* BEGIN WORKING DATA *

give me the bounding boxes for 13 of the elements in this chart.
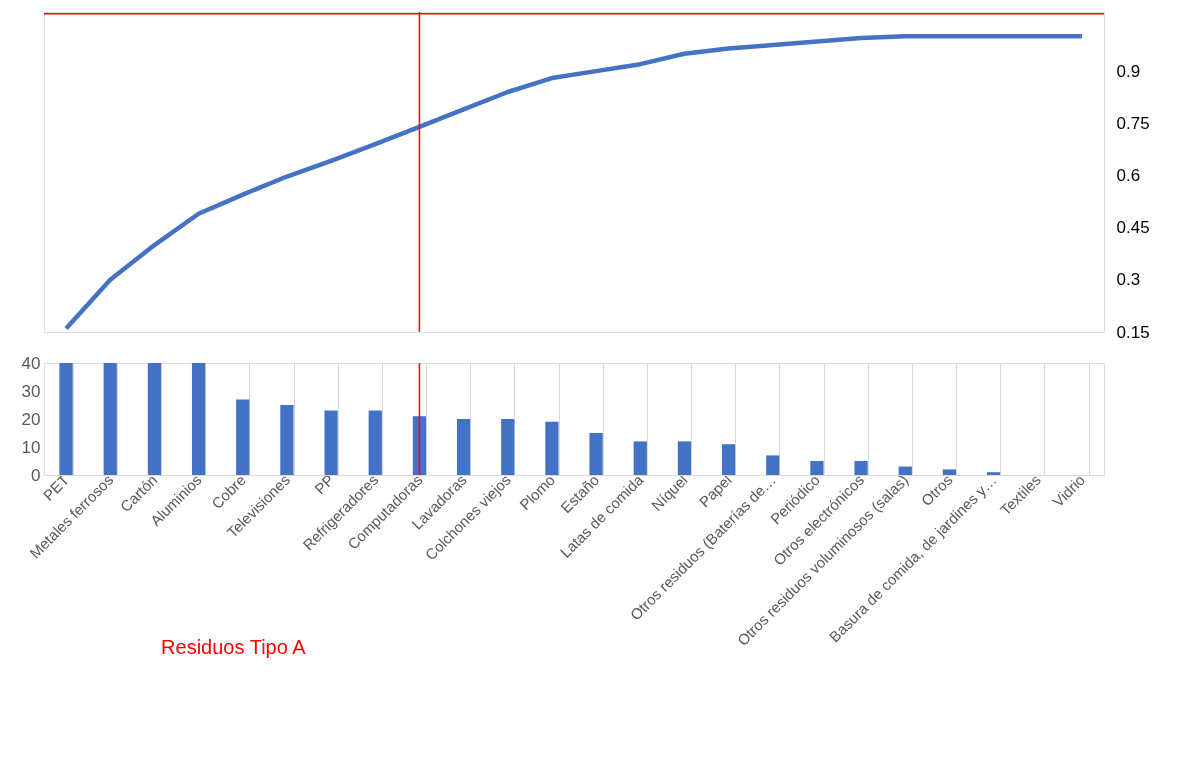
y-tick-label: 0 bbox=[31, 465, 41, 485]
y-tick-label: 0.6 bbox=[1116, 165, 1141, 185]
y-tick-label: 0.9 bbox=[1116, 61, 1141, 81]
y-tick-label: 0.45 bbox=[1116, 218, 1150, 238]
y-tick-label: 0.3 bbox=[1116, 270, 1141, 290]
y-tick-label: 40 bbox=[21, 353, 41, 373]
x-tick-label: PET bbox=[39, 471, 73, 504]
y-tick-label: 10 bbox=[21, 437, 41, 457]
y-tick-label: 0.75 bbox=[1116, 113, 1150, 133]
y-tick-label: 20 bbox=[21, 409, 41, 429]
text: Residuos Tipo A bbox=[161, 636, 307, 659]
y-tick-label: 30 bbox=[21, 381, 41, 401]
y-tick-label: 0.15 bbox=[1116, 322, 1150, 342]
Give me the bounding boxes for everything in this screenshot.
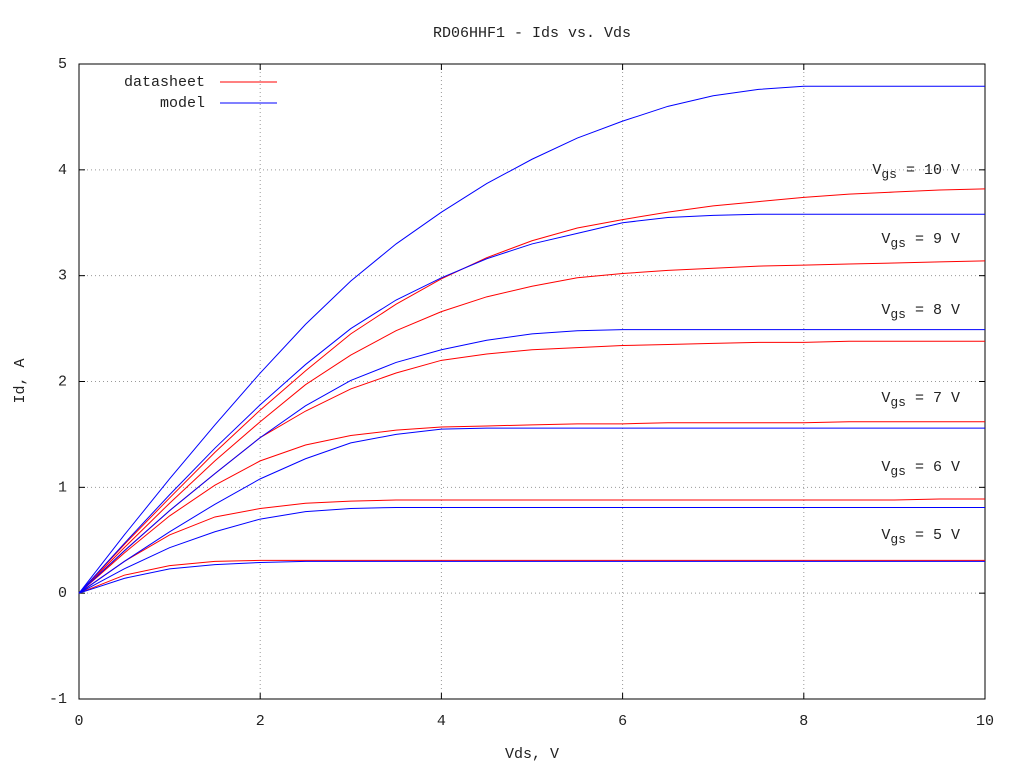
x-tick-label: 2 bbox=[256, 713, 265, 730]
legend-label: model bbox=[160, 95, 205, 112]
y-tick-label: 4 bbox=[58, 162, 67, 179]
annotation: Vgs = 6 V bbox=[881, 459, 960, 479]
annotation-sub: gs bbox=[890, 236, 906, 251]
annotation-sub: gs bbox=[881, 167, 897, 182]
annotation-sub: gs bbox=[890, 395, 906, 410]
y-tick-label: 3 bbox=[58, 268, 67, 285]
annotation-main: V bbox=[881, 527, 890, 544]
annotation: Vgs = 9 V bbox=[881, 231, 960, 251]
annotation-main: V bbox=[881, 459, 890, 476]
y-axis-label: Id, A bbox=[12, 358, 29, 403]
chart-title: RD06HHF1 - Ids vs. Vds bbox=[433, 25, 631, 42]
annotation-sub: gs bbox=[890, 307, 906, 322]
annotation-main: V bbox=[872, 162, 881, 179]
curve bbox=[78, 560, 985, 594]
annotation-sub: gs bbox=[890, 464, 906, 479]
curve bbox=[78, 329, 985, 594]
x-tick-label: 4 bbox=[437, 713, 446, 730]
annotation: Vgs = 8 V bbox=[881, 302, 960, 322]
x-axis-label: Vds, V bbox=[505, 746, 559, 763]
curve bbox=[78, 498, 985, 594]
legend-label: datasheet bbox=[124, 74, 205, 91]
annotation-tail: = 9 V bbox=[906, 231, 960, 248]
y-tick-label: 0 bbox=[58, 585, 67, 602]
annotation: Vgs = 7 V bbox=[881, 390, 960, 410]
annotation-main: V bbox=[881, 390, 890, 407]
curve bbox=[78, 260, 986, 594]
annotation-main: V bbox=[881, 231, 890, 248]
curve bbox=[78, 421, 985, 594]
y-tick-label: 2 bbox=[58, 373, 67, 390]
y-tick-label: 5 bbox=[58, 56, 67, 73]
annotation: Vgs = 10 V bbox=[872, 162, 960, 182]
curve bbox=[78, 340, 985, 594]
curve bbox=[78, 506, 985, 594]
curve bbox=[78, 559, 985, 594]
annotation-tail: = 7 V bbox=[906, 390, 960, 407]
plot-frame bbox=[78, 63, 986, 700]
annotation-tail: = 8 V bbox=[906, 302, 960, 319]
curve bbox=[78, 213, 985, 594]
x-tick-label: 8 bbox=[799, 713, 808, 730]
curve bbox=[78, 85, 985, 594]
x-tick-label: 10 bbox=[976, 713, 994, 730]
annotation-tail: = 5 V bbox=[906, 527, 960, 544]
x-tick-label: 6 bbox=[618, 713, 627, 730]
curve bbox=[78, 188, 986, 594]
curve bbox=[78, 427, 985, 594]
annotation-sub: gs bbox=[890, 532, 906, 547]
x-tick-label: 0 bbox=[74, 713, 83, 730]
y-tick-label: 1 bbox=[58, 479, 67, 496]
annotation-tail: = 10 V bbox=[897, 162, 960, 179]
annotation: Vgs = 5 V bbox=[881, 527, 960, 547]
y-tick-label: -1 bbox=[49, 691, 67, 708]
annotation-tail: = 6 V bbox=[906, 459, 960, 476]
annotation-main: V bbox=[881, 302, 890, 319]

* END WORKING DATA *

* **TO DO**
Rewrite all the rows above with every "bounding boxes" renamed to "bounding rectangles" and nothing else changed. Leave the pictures out.

* **RESPONSE TO THE EXERCISE**
give me the bounding rectangles for 13 of the elements in this chart.
y-tick-label: 0 bbox=[31, 465, 41, 485]
y-tick-label: 0.6 bbox=[1116, 165, 1141, 185]
y-tick-label: 0.9 bbox=[1116, 61, 1141, 81]
y-tick-label: 0.45 bbox=[1116, 218, 1150, 238]
y-tick-label: 0.3 bbox=[1116, 270, 1141, 290]
y-tick-label: 40 bbox=[21, 353, 41, 373]
x-tick-label: PET bbox=[39, 471, 73, 504]
y-tick-label: 10 bbox=[21, 437, 41, 457]
y-tick-label: 0.75 bbox=[1116, 113, 1150, 133]
y-tick-label: 20 bbox=[21, 409, 41, 429]
text: Residuos Tipo A bbox=[161, 636, 307, 659]
y-tick-label: 30 bbox=[21, 381, 41, 401]
y-tick-label: 0.15 bbox=[1116, 322, 1150, 342]
Give me the bounding rectangles for everything in this screenshot.
x-tick-label: 2 bbox=[256, 713, 265, 730]
legend-label: model bbox=[160, 95, 205, 112]
y-tick-label: 4 bbox=[58, 162, 67, 179]
annotation: Vgs = 6 V bbox=[881, 459, 960, 479]
annotation-sub: gs bbox=[890, 236, 906, 251]
annotation-sub: gs bbox=[881, 167, 897, 182]
annotation-sub: gs bbox=[890, 395, 906, 410]
y-tick-label: 3 bbox=[58, 268, 67, 285]
annotation-main: V bbox=[881, 527, 890, 544]
annotation: Vgs = 9 V bbox=[881, 231, 960, 251]
annotation-main: V bbox=[881, 459, 890, 476]
y-axis-label: Id, A bbox=[12, 358, 29, 403]
chart-title: RD06HHF1 - Ids vs. Vds bbox=[433, 25, 631, 42]
annotation-sub: gs bbox=[890, 307, 906, 322]
annotation-main: V bbox=[872, 162, 881, 179]
curve bbox=[78, 560, 985, 594]
annotation-sub: gs bbox=[890, 464, 906, 479]
curve bbox=[78, 329, 985, 594]
x-tick-label: 4 bbox=[437, 713, 446, 730]
annotation: Vgs = 8 V bbox=[881, 302, 960, 322]
x-axis-label: Vds, V bbox=[505, 746, 559, 763]
curve bbox=[78, 498, 985, 594]
legend-label: datasheet bbox=[124, 74, 205, 91]
annotation-tail: = 9 V bbox=[906, 231, 960, 248]
y-tick-label: 0 bbox=[58, 585, 67, 602]
annotation: Vgs = 7 V bbox=[881, 390, 960, 410]
annotation-main: V bbox=[881, 390, 890, 407]
curve bbox=[78, 260, 986, 594]
annotation-main: V bbox=[881, 231, 890, 248]
curve bbox=[78, 421, 985, 594]
y-tick-label: 2 bbox=[58, 373, 67, 390]
y-tick-label: 5 bbox=[58, 56, 67, 73]
annotation: Vgs = 10 V bbox=[872, 162, 960, 182]
curve bbox=[78, 340, 985, 594]
curve bbox=[78, 506, 985, 594]
curve bbox=[78, 559, 985, 594]
annotation-tail: = 7 V bbox=[906, 390, 960, 407]
plot-frame bbox=[78, 63, 986, 700]
annotation-tail: = 8 V bbox=[906, 302, 960, 319]
curve bbox=[78, 213, 985, 594]
x-tick-label: 8 bbox=[799, 713, 808, 730]
curve bbox=[78, 85, 985, 594]
x-tick-label: 10 bbox=[976, 713, 994, 730]
annotation-tail: = 5 V bbox=[906, 527, 960, 544]
x-tick-label: 6 bbox=[618, 713, 627, 730]
curve bbox=[78, 188, 986, 594]
curve bbox=[78, 427, 985, 594]
annotation-sub: gs bbox=[890, 532, 906, 547]
x-tick-label: 0 bbox=[74, 713, 83, 730]
y-tick-label: 1 bbox=[58, 479, 67, 496]
annotation-tail: = 10 V bbox=[897, 162, 960, 179]
annotation: Vgs = 5 V bbox=[881, 527, 960, 547]
y-tick-label: -1 bbox=[49, 691, 67, 708]
annotation-tail: = 6 V bbox=[906, 459, 960, 476]
annotation-main: V bbox=[881, 302, 890, 319]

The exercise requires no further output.